WHAT TO DO. List all the lines in these records that hold "按严重性类别列出的任务".

— start of RECORDS PROVIDED —

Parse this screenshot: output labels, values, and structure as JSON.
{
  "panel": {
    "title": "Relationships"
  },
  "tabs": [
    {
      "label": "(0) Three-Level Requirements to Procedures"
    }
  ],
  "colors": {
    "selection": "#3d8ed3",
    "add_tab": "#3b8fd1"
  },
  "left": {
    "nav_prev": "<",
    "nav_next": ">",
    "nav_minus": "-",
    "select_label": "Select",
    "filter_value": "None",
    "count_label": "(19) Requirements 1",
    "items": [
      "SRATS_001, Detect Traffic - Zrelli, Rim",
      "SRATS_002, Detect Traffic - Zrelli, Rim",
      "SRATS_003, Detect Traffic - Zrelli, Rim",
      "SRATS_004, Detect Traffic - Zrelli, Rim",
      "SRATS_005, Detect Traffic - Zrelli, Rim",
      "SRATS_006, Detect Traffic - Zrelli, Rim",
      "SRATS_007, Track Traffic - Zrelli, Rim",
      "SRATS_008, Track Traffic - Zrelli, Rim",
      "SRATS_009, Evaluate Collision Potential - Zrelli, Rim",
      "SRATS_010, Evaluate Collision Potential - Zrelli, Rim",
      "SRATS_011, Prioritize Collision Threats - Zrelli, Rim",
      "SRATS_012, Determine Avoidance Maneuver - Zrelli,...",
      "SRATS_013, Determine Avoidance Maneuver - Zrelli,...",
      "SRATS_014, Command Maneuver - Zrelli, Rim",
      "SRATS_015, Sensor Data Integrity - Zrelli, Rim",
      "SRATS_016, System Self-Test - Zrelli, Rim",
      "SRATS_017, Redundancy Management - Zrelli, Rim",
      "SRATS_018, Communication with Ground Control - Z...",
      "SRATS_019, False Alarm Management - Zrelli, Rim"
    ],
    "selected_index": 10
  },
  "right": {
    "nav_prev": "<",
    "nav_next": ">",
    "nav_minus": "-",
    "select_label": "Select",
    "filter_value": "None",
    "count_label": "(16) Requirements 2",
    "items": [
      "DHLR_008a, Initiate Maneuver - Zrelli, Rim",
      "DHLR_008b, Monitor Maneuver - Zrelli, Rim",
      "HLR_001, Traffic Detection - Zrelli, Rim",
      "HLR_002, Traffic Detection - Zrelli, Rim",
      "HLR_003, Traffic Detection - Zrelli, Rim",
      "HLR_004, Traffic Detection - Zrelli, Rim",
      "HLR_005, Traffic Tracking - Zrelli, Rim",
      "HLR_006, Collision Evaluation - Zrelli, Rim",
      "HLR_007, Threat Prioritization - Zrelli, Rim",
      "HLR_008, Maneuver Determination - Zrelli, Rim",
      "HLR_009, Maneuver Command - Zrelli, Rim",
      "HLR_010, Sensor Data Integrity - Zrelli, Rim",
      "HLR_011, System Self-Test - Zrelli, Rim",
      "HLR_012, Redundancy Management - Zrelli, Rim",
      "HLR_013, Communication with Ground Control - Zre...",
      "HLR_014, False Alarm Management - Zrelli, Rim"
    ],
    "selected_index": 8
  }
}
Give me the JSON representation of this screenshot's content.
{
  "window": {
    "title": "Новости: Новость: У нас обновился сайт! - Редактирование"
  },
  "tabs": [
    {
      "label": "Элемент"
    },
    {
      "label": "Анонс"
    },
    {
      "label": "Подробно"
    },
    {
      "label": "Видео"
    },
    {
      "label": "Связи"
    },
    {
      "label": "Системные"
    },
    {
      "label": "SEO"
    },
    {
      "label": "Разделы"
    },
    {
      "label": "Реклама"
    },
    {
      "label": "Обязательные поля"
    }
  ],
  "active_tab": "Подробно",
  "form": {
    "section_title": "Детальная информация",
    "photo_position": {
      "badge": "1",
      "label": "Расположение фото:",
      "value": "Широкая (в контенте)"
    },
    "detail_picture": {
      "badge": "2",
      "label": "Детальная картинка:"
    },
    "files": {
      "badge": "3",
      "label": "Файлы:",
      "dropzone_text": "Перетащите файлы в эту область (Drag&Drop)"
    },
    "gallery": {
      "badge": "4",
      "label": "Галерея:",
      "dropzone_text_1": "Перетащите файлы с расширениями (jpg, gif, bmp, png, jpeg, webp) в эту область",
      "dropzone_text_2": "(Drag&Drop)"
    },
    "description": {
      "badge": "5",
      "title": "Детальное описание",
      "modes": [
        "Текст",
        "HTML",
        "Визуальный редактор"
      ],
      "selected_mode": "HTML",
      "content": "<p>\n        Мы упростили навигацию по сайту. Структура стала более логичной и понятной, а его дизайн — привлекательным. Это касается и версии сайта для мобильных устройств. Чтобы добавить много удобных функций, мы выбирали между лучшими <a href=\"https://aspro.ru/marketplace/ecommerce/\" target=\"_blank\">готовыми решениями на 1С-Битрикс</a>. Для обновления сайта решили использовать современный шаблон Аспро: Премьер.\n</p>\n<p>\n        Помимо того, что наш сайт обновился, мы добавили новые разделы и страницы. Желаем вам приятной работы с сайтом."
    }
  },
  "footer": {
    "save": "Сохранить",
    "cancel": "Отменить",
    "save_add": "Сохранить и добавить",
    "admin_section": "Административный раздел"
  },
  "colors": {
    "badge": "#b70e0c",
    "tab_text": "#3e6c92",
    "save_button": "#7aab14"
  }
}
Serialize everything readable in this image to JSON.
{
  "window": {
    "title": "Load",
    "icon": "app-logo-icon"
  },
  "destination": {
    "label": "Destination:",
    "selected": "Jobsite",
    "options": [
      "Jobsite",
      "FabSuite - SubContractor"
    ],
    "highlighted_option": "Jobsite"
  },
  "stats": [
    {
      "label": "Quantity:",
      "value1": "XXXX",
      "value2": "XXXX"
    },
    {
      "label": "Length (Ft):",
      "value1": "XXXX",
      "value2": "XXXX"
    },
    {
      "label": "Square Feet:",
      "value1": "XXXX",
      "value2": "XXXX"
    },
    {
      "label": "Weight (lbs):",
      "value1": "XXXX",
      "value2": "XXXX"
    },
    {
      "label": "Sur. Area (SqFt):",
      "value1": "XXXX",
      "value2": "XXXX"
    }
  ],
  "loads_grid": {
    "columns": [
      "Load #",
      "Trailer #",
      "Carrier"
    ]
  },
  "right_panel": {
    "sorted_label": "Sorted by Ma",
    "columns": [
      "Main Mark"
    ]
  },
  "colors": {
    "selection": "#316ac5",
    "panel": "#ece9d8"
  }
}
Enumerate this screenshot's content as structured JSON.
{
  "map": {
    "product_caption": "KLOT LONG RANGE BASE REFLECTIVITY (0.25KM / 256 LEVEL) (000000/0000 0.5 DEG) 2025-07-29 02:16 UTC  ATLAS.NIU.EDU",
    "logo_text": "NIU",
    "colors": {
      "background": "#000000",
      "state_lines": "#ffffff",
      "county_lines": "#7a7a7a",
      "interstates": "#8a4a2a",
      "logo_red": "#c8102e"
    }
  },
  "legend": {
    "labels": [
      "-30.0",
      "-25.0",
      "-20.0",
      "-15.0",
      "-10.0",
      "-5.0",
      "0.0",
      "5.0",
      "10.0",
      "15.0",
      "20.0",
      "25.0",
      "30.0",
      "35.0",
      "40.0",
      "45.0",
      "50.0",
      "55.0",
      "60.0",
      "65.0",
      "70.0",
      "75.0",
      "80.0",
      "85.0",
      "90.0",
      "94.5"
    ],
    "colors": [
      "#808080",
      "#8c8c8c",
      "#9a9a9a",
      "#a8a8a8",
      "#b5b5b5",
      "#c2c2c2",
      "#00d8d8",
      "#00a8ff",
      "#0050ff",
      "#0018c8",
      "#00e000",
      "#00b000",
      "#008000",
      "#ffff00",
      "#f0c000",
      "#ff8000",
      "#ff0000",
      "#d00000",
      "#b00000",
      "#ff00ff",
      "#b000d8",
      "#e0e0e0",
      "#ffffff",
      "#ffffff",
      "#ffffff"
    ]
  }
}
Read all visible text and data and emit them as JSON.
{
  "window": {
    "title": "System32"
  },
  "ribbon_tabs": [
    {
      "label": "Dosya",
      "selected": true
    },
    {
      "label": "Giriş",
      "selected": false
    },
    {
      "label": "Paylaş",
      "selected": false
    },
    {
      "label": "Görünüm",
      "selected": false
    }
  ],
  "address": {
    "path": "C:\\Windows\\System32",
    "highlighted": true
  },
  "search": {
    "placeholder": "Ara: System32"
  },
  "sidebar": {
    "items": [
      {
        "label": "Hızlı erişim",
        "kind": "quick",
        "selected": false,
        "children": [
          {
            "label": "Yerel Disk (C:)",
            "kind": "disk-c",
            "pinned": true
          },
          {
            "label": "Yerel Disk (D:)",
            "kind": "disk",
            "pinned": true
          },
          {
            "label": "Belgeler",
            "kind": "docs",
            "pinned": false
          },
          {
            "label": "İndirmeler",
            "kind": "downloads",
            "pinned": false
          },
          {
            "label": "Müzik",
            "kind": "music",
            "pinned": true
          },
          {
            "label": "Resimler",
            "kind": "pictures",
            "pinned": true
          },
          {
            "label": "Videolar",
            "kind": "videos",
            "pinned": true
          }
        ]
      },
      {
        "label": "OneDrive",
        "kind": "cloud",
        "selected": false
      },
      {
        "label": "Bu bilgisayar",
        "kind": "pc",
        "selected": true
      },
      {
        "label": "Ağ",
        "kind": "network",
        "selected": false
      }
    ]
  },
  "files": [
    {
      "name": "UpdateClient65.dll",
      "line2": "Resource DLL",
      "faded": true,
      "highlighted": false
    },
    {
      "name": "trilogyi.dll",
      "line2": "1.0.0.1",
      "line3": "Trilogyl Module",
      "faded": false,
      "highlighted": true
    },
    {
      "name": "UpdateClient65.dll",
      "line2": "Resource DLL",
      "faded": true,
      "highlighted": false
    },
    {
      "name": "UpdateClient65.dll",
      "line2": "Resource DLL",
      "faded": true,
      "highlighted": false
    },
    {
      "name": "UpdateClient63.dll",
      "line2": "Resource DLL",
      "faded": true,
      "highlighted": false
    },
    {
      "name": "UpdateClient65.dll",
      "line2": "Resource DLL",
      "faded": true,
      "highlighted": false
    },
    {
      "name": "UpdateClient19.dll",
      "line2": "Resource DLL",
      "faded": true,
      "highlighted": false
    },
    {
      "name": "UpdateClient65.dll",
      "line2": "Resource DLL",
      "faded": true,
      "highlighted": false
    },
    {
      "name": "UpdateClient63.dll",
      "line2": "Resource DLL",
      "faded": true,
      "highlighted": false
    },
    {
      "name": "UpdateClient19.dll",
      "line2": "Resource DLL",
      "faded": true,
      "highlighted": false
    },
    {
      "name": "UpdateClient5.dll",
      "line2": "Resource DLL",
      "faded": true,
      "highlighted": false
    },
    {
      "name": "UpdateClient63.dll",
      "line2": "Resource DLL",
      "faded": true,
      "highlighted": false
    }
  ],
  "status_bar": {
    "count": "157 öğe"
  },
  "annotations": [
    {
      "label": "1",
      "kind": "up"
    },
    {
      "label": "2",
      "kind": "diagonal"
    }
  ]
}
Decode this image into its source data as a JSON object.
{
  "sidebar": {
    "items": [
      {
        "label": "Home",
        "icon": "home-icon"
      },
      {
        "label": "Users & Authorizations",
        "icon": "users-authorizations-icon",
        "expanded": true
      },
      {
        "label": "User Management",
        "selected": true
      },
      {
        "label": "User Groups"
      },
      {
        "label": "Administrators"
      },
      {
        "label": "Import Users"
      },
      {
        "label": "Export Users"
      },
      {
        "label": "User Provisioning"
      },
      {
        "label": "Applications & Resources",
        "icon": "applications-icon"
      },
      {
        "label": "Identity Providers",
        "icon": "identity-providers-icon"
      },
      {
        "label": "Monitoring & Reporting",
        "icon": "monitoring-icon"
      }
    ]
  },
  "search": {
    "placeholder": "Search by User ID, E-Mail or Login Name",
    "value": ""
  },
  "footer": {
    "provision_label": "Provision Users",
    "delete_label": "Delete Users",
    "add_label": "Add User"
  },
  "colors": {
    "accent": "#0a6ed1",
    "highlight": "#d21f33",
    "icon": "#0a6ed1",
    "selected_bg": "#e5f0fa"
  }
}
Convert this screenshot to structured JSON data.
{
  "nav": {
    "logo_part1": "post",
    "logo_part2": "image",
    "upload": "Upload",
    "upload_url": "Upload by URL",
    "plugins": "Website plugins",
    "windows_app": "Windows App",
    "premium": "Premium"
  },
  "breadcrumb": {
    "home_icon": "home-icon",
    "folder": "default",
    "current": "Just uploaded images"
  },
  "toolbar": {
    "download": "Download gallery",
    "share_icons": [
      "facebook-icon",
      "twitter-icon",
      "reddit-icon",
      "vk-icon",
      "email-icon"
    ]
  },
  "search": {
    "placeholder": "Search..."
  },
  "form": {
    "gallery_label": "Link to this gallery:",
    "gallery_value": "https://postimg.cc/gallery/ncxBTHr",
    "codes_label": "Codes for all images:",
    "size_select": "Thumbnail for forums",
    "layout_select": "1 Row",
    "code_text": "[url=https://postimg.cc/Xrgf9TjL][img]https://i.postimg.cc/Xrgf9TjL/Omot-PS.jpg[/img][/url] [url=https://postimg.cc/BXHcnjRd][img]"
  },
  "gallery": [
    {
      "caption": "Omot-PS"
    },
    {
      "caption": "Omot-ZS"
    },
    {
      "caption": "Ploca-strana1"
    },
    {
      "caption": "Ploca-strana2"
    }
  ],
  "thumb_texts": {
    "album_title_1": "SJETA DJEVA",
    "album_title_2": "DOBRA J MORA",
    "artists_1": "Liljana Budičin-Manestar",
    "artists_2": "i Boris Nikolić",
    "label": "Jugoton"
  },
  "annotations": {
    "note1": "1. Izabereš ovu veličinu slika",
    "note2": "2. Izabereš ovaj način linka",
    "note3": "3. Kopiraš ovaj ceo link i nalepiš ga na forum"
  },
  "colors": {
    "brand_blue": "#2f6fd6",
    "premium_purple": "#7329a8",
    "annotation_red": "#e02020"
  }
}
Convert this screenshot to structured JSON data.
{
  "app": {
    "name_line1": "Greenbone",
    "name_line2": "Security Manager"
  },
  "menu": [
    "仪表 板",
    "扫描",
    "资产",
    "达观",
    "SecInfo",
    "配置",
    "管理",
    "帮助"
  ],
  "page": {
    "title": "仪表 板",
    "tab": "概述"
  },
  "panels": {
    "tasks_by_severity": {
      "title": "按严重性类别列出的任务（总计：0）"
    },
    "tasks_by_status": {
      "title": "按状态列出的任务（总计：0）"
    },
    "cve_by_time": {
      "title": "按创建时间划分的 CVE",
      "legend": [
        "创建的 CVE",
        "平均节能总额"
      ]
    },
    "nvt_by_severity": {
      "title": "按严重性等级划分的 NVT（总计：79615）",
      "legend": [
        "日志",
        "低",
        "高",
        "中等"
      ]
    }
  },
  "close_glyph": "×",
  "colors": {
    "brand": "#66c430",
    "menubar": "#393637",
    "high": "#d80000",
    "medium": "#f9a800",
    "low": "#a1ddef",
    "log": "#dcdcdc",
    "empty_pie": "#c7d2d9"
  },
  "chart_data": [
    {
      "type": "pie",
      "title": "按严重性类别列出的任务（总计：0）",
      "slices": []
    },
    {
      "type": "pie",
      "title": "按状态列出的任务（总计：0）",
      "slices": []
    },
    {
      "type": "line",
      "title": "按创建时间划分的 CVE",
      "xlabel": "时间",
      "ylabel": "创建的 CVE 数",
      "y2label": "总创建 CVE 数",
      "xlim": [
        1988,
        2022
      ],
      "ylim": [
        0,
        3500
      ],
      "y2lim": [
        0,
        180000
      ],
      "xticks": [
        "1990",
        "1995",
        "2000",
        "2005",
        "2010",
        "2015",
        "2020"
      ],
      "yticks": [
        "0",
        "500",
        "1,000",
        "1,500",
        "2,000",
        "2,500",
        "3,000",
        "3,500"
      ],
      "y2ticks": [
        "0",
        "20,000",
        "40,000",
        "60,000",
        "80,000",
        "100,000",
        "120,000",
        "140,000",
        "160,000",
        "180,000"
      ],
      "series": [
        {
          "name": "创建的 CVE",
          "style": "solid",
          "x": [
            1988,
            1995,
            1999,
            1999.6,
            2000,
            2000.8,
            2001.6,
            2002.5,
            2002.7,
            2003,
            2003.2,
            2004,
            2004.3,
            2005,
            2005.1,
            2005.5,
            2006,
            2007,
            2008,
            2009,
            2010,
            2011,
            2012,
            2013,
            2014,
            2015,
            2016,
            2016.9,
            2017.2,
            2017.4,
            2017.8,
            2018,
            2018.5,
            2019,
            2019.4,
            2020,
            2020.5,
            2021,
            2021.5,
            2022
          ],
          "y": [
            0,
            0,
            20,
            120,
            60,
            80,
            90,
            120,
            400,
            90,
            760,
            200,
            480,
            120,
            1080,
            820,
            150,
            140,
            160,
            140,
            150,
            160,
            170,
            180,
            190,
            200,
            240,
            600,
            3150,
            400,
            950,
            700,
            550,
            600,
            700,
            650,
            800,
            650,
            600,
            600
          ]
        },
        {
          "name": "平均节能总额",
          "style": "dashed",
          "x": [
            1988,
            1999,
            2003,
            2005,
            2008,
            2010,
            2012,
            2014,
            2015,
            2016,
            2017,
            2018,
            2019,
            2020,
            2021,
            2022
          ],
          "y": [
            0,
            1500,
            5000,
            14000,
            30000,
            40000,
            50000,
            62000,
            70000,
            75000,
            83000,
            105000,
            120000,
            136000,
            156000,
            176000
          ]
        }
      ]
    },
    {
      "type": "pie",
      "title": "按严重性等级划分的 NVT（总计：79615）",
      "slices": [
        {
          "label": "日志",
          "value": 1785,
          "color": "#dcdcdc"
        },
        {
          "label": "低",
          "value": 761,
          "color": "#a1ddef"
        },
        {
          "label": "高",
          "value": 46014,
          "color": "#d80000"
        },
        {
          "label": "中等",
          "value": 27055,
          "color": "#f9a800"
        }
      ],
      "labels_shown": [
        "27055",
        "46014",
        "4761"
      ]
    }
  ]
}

— end of RECORDS PROVIDED —

COMPLETE RESPONSE.
      "title": "按严重性类别列出的任务（总计：0）"
      "title": "按严重性类别列出的任务（总计：0）",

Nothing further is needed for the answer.